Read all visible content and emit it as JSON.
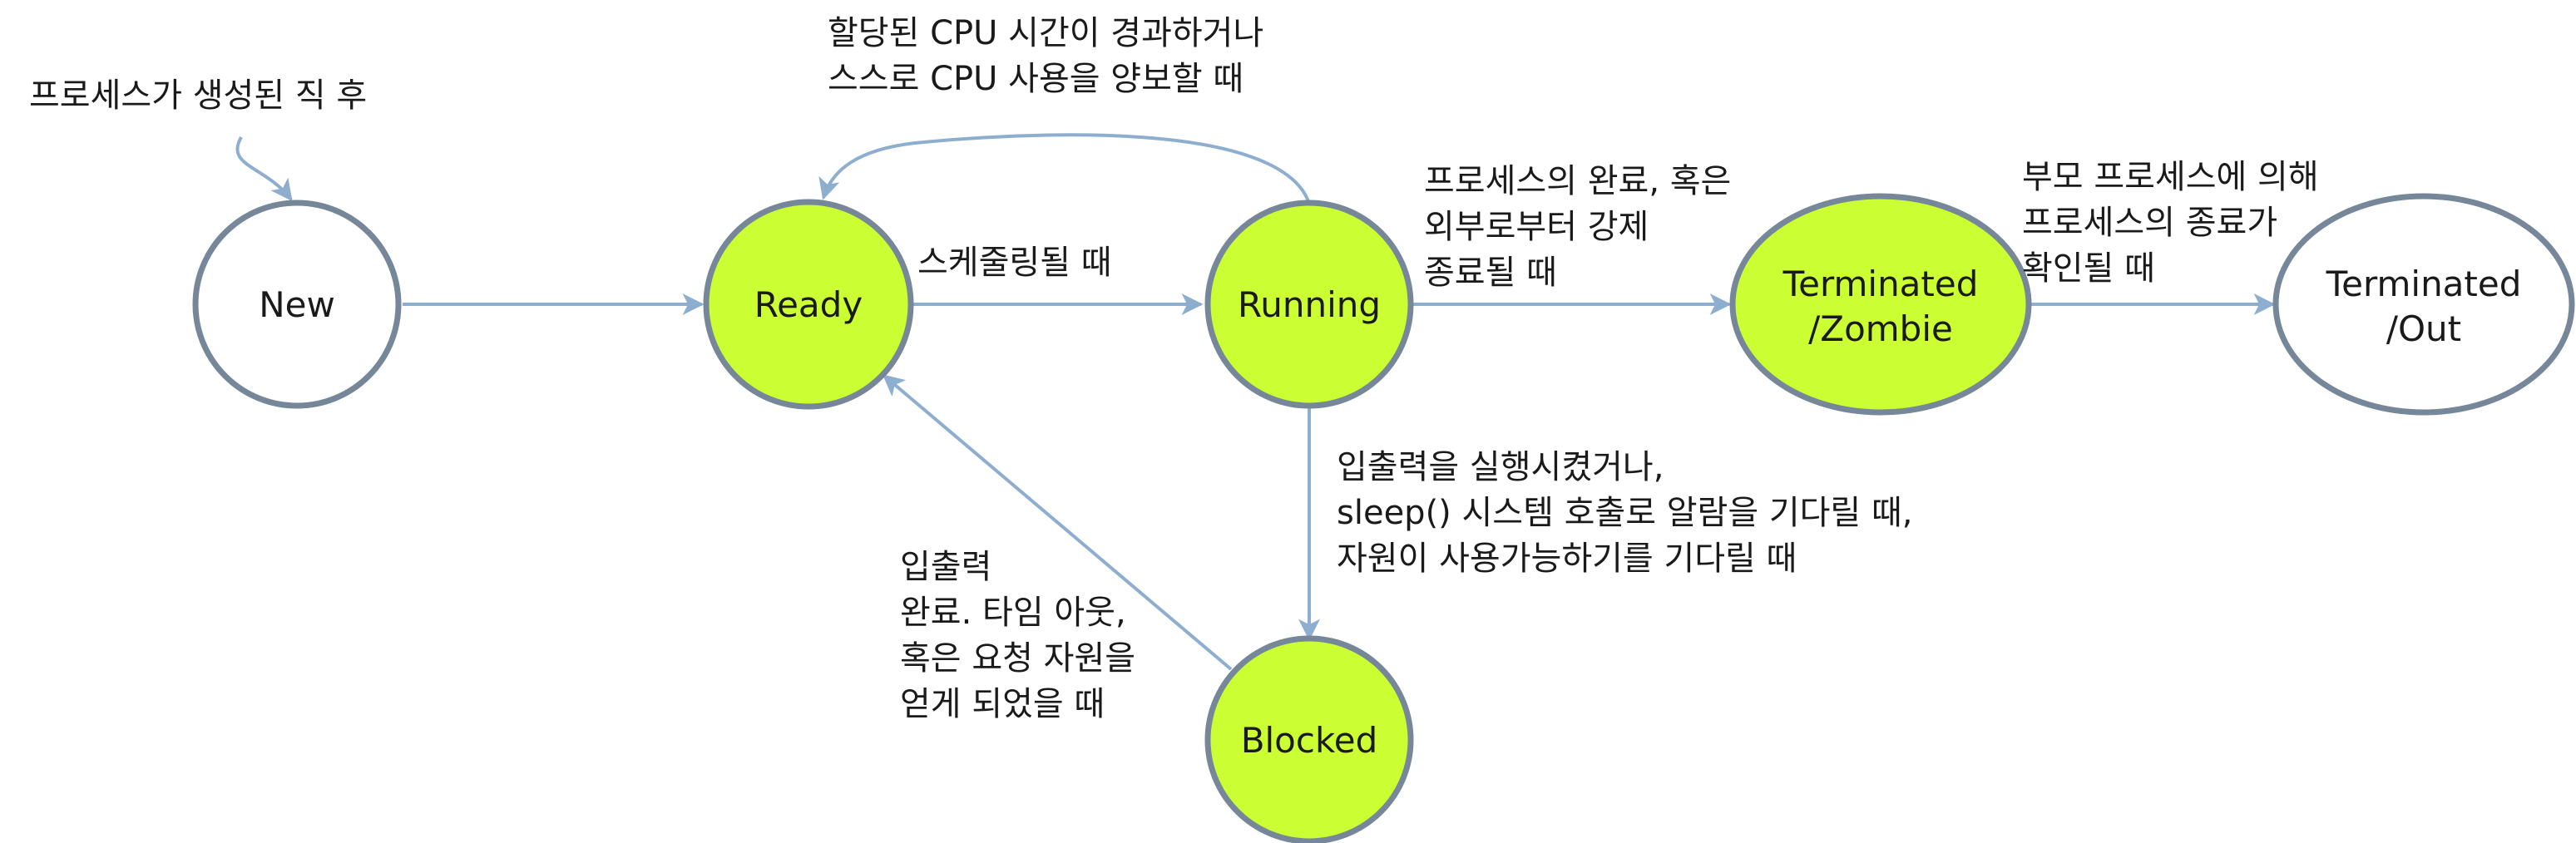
{
  "nodes": {
    "new": {
      "label": "New"
    },
    "ready": {
      "label": "Ready"
    },
    "running": {
      "label": "Running"
    },
    "blocked": {
      "label": "Blocked"
    },
    "zombie": {
      "label_line1": "Terminated",
      "label_line2": "/Zombie"
    },
    "out": {
      "label_line1": "Terminated",
      "label_line2": "/Out"
    }
  },
  "annotations": {
    "creation": "프로세스가 생성된 직 후",
    "timeout": [
      "할당된 CPU 시간이 경과하거나",
      "스스로 CPU 사용을 양보할 때"
    ],
    "scheduled": "스케줄링될 때",
    "terminate": [
      "프로세스의 완료, 혹은",
      "외부로부터 강제",
      "종료될 때"
    ],
    "reaped": [
      "부모 프로세스에 의해",
      "프로세스의 종료가",
      "확인될 때"
    ],
    "block": [
      "입출력을 실행시켰거나,",
      "sleep() 시스템 호출로 알람을 기다릴 때,",
      "자원이 사용가능하기를 기다릴 때"
    ],
    "wakeup": [
      "입출력",
      "완료. 타임 아웃,",
      "혹은 요청 자원을",
      "얻게 되었을 때"
    ]
  },
  "colors": {
    "active_fill": "#ccff33",
    "idle_fill": "#ffffff",
    "node_stroke": "#758799",
    "edge": "#8eaed0"
  }
}
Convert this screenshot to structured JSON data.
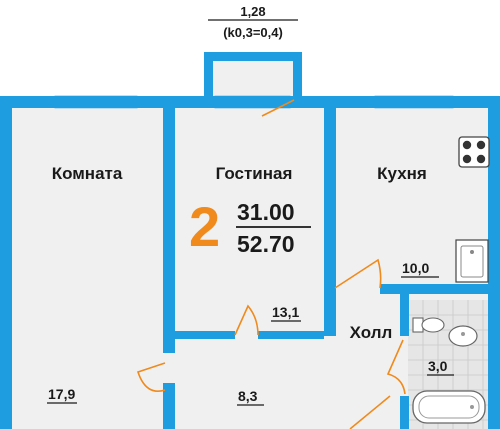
{
  "balcony": {
    "area": "1,28",
    "coef": "(k0,3=0,4)"
  },
  "rooms": {
    "room1": {
      "name": "Комната",
      "area": "17,9"
    },
    "living": {
      "name": "Гостиная",
      "area": "13,1"
    },
    "kitchen": {
      "name": "Кухня",
      "area": "10,0"
    },
    "hall": {
      "name": "Холл",
      "area": "8,3"
    },
    "hall_label": "Холл",
    "bath": {
      "area": "3,0"
    }
  },
  "summary": {
    "rooms_count": "2",
    "living_area": "31.00",
    "total_area": "52.70"
  },
  "colors": {
    "wall": "#1e9ee0",
    "floor": "#f0f0f0",
    "door": "#f08a1c",
    "window": "#bfe3f5"
  }
}
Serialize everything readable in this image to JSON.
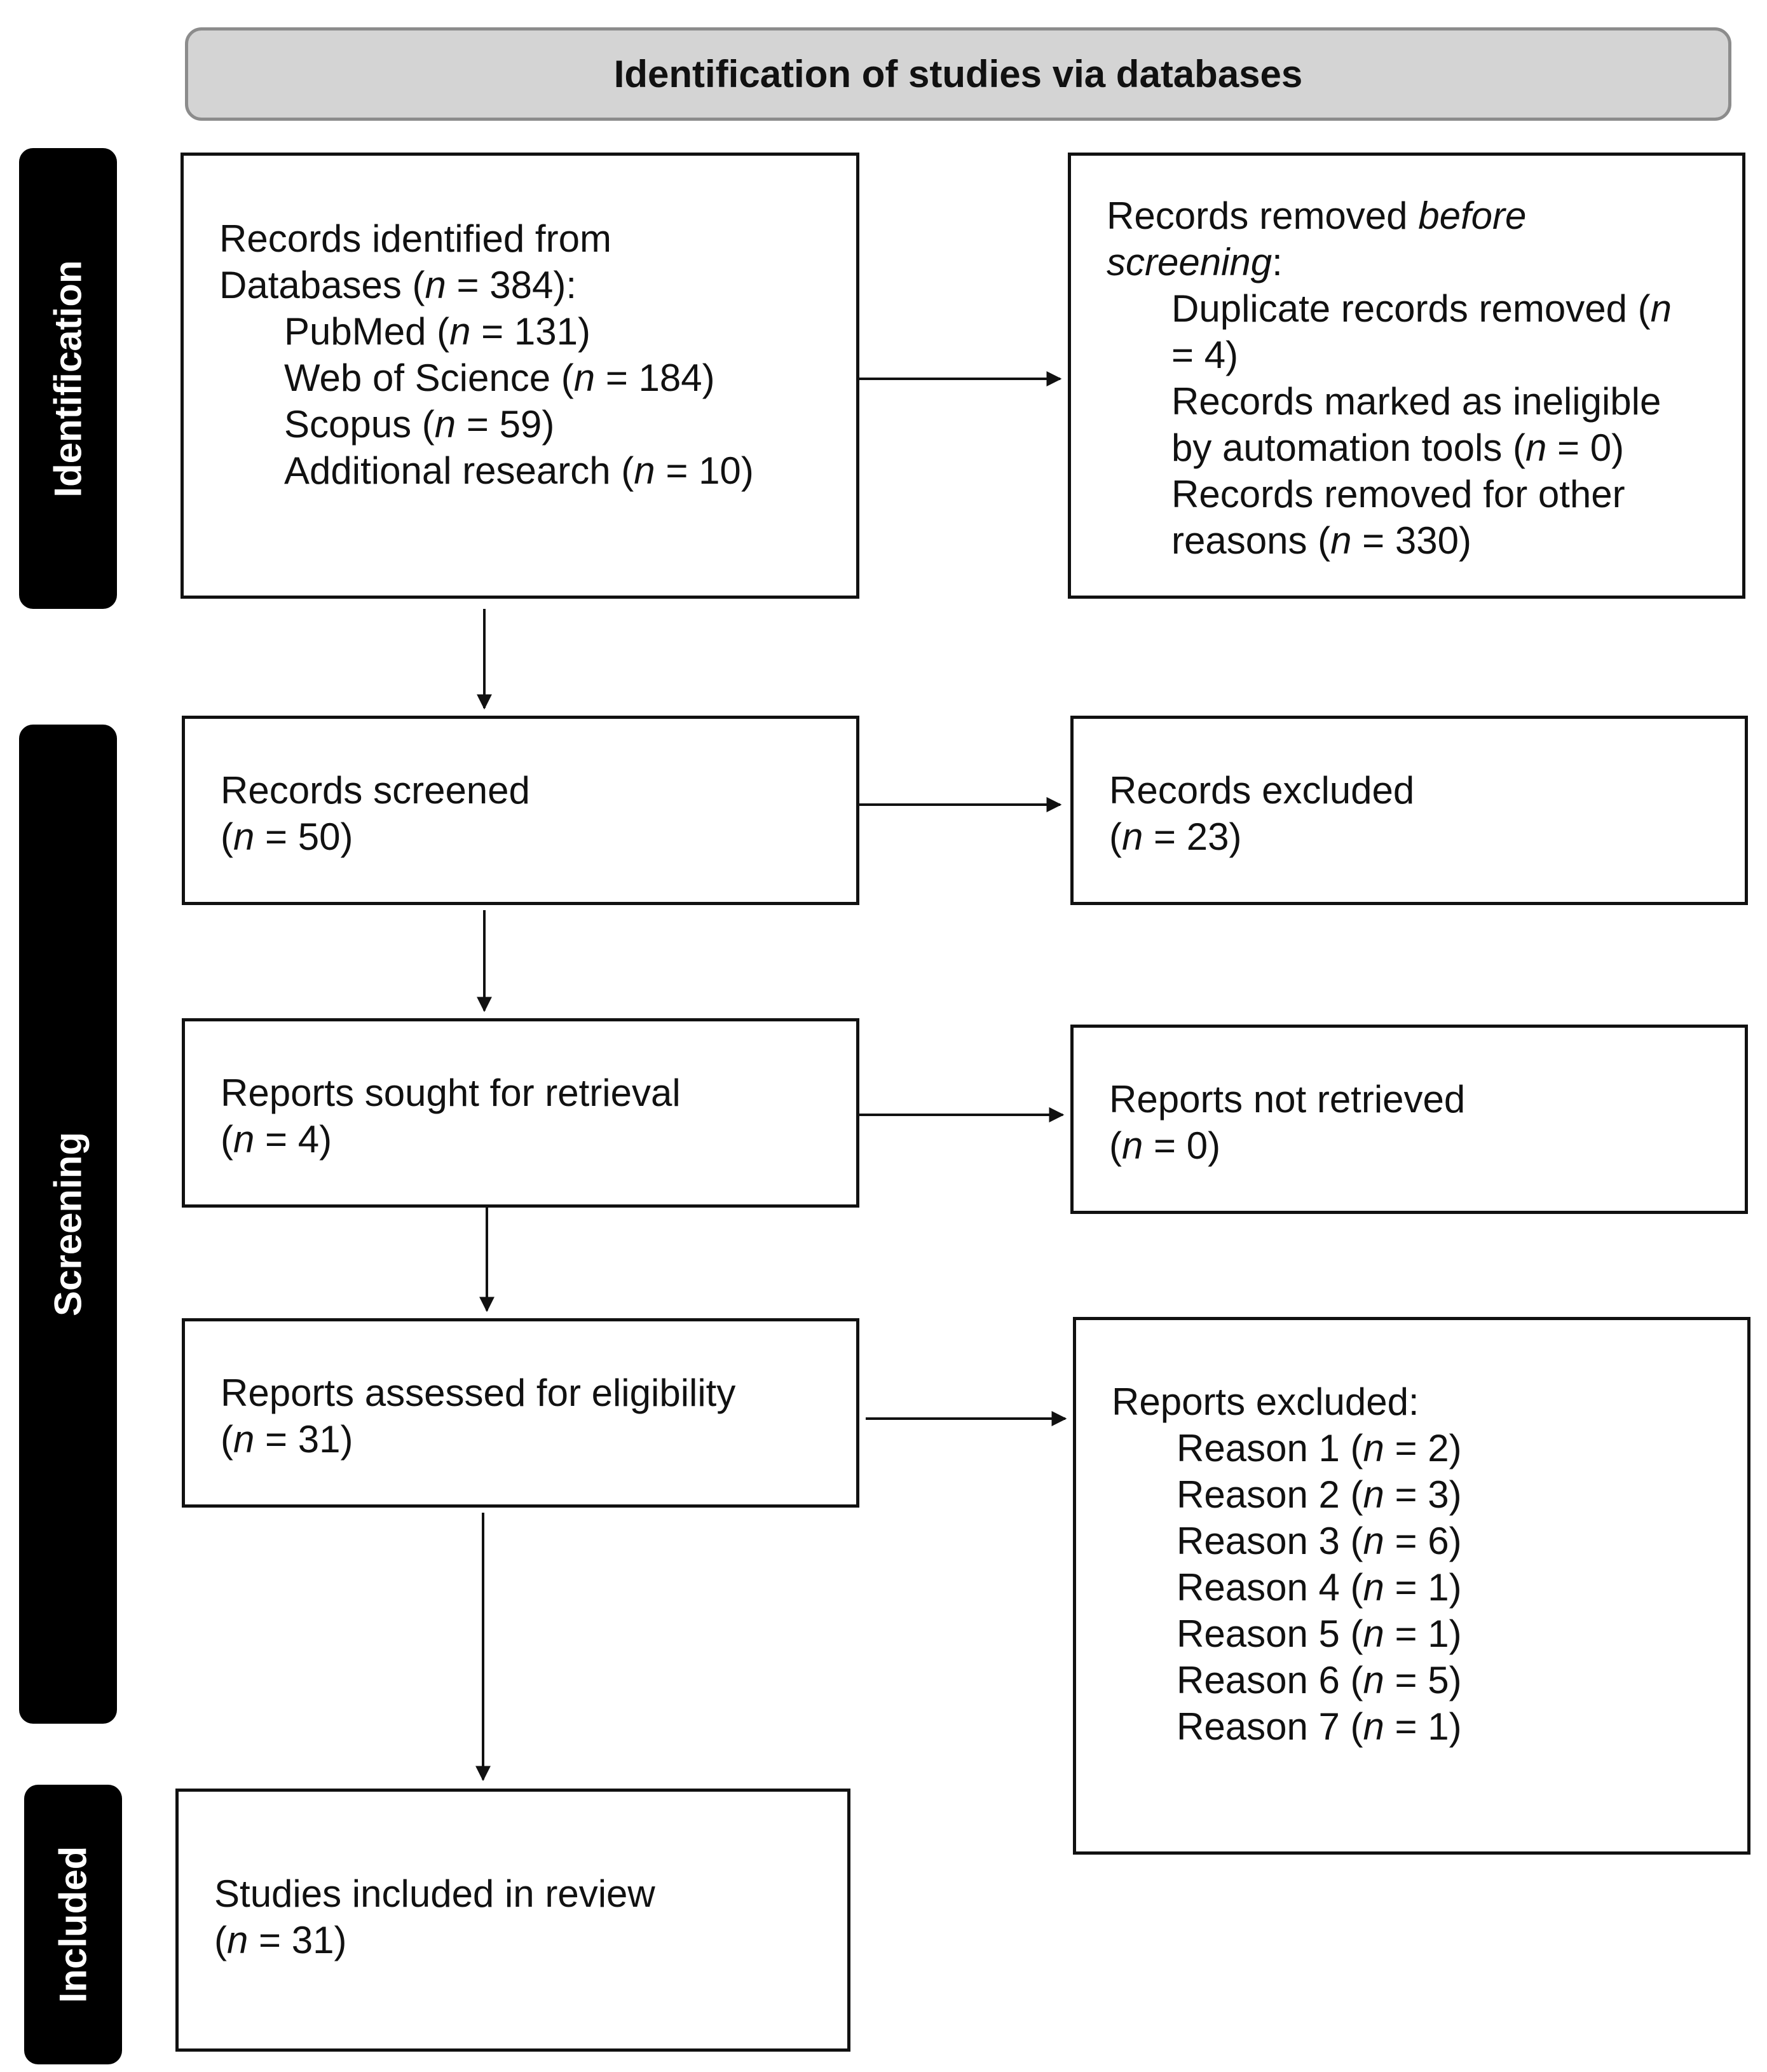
{
  "header": {
    "title": "Identification of studies via databases"
  },
  "phases": {
    "identification": "Identification",
    "screening": "Screening",
    "included": "Included"
  },
  "records_identified": {
    "line1": "Records identified from",
    "databases_label": "Databases (",
    "databases_n": "384",
    "sources": [
      {
        "label": "PubMed",
        "n": "131"
      },
      {
        "label": "Web of Science",
        "n": "184"
      },
      {
        "label": "Scopus",
        "n": "59"
      },
      {
        "label": "Additional research",
        "n": "10"
      }
    ]
  },
  "records_removed": {
    "title_prefix": "Records removed ",
    "title_italic_1": "before",
    "title_italic_2": "screening",
    "title_suffix": ":",
    "duplicate_label": "Duplicate records removed (",
    "duplicate_n": "4",
    "automation_label_1": "Records marked as ineligible",
    "automation_label_2": "by automation tools (",
    "automation_n": "0",
    "other_label_1": "Records removed for other",
    "other_label_2": "reasons (",
    "other_n": "330"
  },
  "records_screened": {
    "label": "Records screened",
    "n": "50"
  },
  "records_excluded": {
    "label": "Records excluded",
    "n": "23"
  },
  "reports_sought": {
    "label": "Reports sought for retrieval",
    "n": "4"
  },
  "reports_not_retrieved": {
    "label": "Reports not retrieved",
    "n": "0"
  },
  "reports_assessed": {
    "label": "Reports assessed for eligibility",
    "n": "31"
  },
  "reports_excluded": {
    "label": "Reports excluded:",
    "reasons": [
      {
        "label": "Reason 1",
        "n": "2"
      },
      {
        "label": "Reason 2",
        "n": "3"
      },
      {
        "label": "Reason 3",
        "n": "6"
      },
      {
        "label": "Reason 4",
        "n": "1"
      },
      {
        "label": "Reason 5",
        "n": "1"
      },
      {
        "label": "Reason 6",
        "n": "5"
      },
      {
        "label": "Reason 7",
        "n": "1"
      }
    ]
  },
  "studies_included": {
    "label": "Studies included in review",
    "n": "31"
  },
  "n_symbol": "n",
  "equals": " = "
}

——————

▶ Task objective
Reproduce the material in its entirety and word for word, without the pictures.

▶ Complete answer
Read all visible content and emit it as JSON.
{
  "nodes": {
    "new": {
      "label": "New"
    },
    "ready": {
      "label": "Ready"
    },
    "running": {
      "label": "Running"
    },
    "blocked": {
      "label": "Blocked"
    },
    "zombie": {
      "label_line1": "Terminated",
      "label_line2": "/Zombie"
    },
    "out": {
      "label_line1": "Terminated",
      "label_line2": "/Out"
    }
  },
  "annotations": {
    "creation": "프로세스가 생성된 직 후",
    "timeout": [
      "할당된 CPU 시간이 경과하거나",
      "스스로 CPU 사용을 양보할 때"
    ],
    "scheduled": "스케줄링될 때",
    "terminate": [
      "프로세스의 완료, 혹은",
      "외부로부터 강제",
      "종료될 때"
    ],
    "reaped": [
      "부모 프로세스에 의해",
      "프로세스의 종료가",
      "확인될 때"
    ],
    "block": [
      "입출력을 실행시켰거나,",
      "sleep() 시스템 호출로 알람을 기다릴 때,",
      "자원이 사용가능하기를 기다릴 때"
    ],
    "wakeup": [
      "입출력",
      "완료. 타임 아웃,",
      "혹은 요청 자원을",
      "얻게 되었을 때"
    ]
  },
  "colors": {
    "active_fill": "#ccff33",
    "idle_fill": "#ffffff",
    "node_stroke": "#758799",
    "edge": "#8eaed0"
  }
}
Convert this screenshot to structured JSON data.
{
  "balcony": {
    "area": "1,28",
    "coef": "(k0,3=0,4)"
  },
  "rooms": {
    "room1": {
      "name": "Комната",
      "area": "17,9"
    },
    "living": {
      "name": "Гостиная",
      "area": "13,1"
    },
    "kitchen": {
      "name": "Кухня",
      "area": "10,0"
    },
    "hall": {
      "name": "Холл",
      "area": "8,3"
    },
    "hall_label": "Холл",
    "bath": {
      "area": "3,0"
    }
  },
  "summary": {
    "rooms_count": "2",
    "living_area": "31.00",
    "total_area": "52.70"
  },
  "colors": {
    "wall": "#1e9ee0",
    "floor": "#f0f0f0",
    "door": "#f08a1c",
    "window": "#bfe3f5"
  }
}
Serialize everything readable in this image to JSON.
{
  "header": {
    "title": "Identification of studies via databases"
  },
  "phases": {
    "identification": "Identification",
    "screening": "Screening",
    "included": "Included"
  },
  "records_identified": {
    "line1": "Records identified from",
    "databases_label": "Databases (",
    "databases_n": "384",
    "sources": [
      {
        "label": "PubMed",
        "n": "131"
      },
      {
        "label": "Web of Science",
        "n": "184"
      },
      {
        "label": "Scopus",
        "n": "59"
      },
      {
        "label": "Additional research",
        "n": "10"
      }
    ]
  },
  "records_removed": {
    "title_prefix": "Records removed ",
    "title_italic_1": "before",
    "title_italic_2": "screening",
    "title_suffix": ":",
    "duplicate_label": "Duplicate records removed (",
    "duplicate_n": "4",
    "automation_label_1": "Records marked as ineligible",
    "automation_label_2": "by automation tools (",
    "automation_n": "0",
    "other_label_1": "Records removed for other",
    "other_label_2": "reasons (",
    "other_n": "330"
  },
  "records_screened": {
    "label": "Records screened",
    "n": "50"
  },
  "records_excluded": {
    "label": "Records excluded",
    "n": "23"
  },
  "reports_sought": {
    "label": "Reports sought for retrieval",
    "n": "4"
  },
  "reports_not_retrieved": {
    "label": "Reports not retrieved",
    "n": "0"
  },
  "reports_assessed": {
    "label": "Reports assessed for eligibility",
    "n": "31"
  },
  "reports_excluded": {
    "label": "Reports excluded:",
    "reasons": [
      {
        "label": "Reason 1",
        "n": "2"
      },
      {
        "label": "Reason 2",
        "n": "3"
      },
      {
        "label": "Reason 3",
        "n": "6"
      },
      {
        "label": "Reason 4",
        "n": "1"
      },
      {
        "label": "Reason 5",
        "n": "1"
      },
      {
        "label": "Reason 6",
        "n": "5"
      },
      {
        "label": "Reason 7",
        "n": "1"
      }
    ]
  },
  "studies_included": {
    "label": "Studies included in review",
    "n": "31"
  },
  "n_symbol": "n",
  "equals": " = "
}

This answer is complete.